• **What this task involves**:
Filter the data for lines with the word "перед", then copy every line so identified.
## Start Entries supplied
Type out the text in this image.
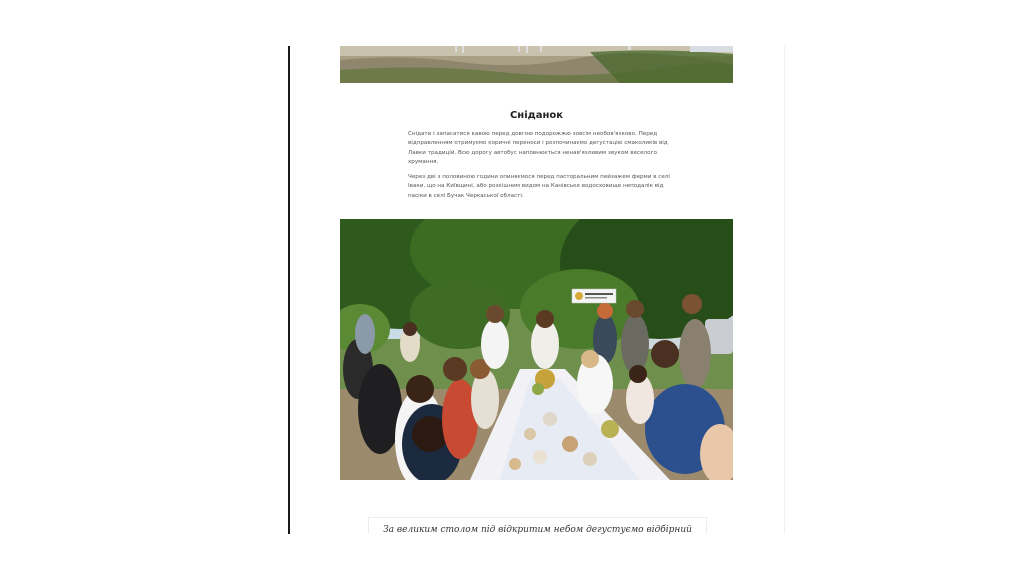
Сніданок
Снідати і запасатися кавою перед довгою подорожжю зовсім необов'язково. Перед відправленням отримуємо коричні переноси і розпочинаємо дегустацію смаколиків від Лавки традицій. Всю дорогу автобус наповнюється ненав'язливим звуком веселого хрумання.
Через дві з половиною години опиняємося перед пасторальним пейзажем ферми в селі Іваки, що на Київщині, або розкішним видом на Канівське водосховище неподалік від пасіки в селі Бучак Черкаської області.
За великим столом під відкритим небом дегустуємо відбірний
## End Entries supplied
• **Result below**:
Снідати і запасатися кавою перед довгою подорожжю зовсім необов'язково. Перед відправленням отримуємо коричні переноси і розпочинаємо дегустацію смаколиків від Лавки традицій. Всю дорогу автобус наповнюється ненав'язливим звуком веселого хрумання.
Через дві з половиною години опиняємося перед пасторальним пейзажем ферми в селі Іваки, що на Київщині, або розкішним видом на Канівське водосховище неподалік від пасіки в селі Бучак Черкаської області.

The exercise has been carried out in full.